What you should do =>
Keep only the lines of the listing that include the word "vann", and copy them.

------------------------------------------------------------

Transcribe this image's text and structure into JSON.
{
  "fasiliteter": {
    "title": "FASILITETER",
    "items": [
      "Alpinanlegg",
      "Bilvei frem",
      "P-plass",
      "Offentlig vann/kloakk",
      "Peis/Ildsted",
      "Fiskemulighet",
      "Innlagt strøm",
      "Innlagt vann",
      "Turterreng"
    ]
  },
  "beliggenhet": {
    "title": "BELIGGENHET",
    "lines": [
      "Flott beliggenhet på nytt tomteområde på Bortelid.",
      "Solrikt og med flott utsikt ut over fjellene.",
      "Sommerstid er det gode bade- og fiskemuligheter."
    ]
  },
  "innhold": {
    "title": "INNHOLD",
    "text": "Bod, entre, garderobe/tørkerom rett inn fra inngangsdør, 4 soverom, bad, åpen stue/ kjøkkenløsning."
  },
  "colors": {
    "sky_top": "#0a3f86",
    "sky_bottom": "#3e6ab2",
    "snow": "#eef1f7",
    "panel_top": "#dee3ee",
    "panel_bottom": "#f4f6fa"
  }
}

------------------------------------------------------------

Expected answer =>
      "Offentlig vann/kloakk",
      "Innlagt vann",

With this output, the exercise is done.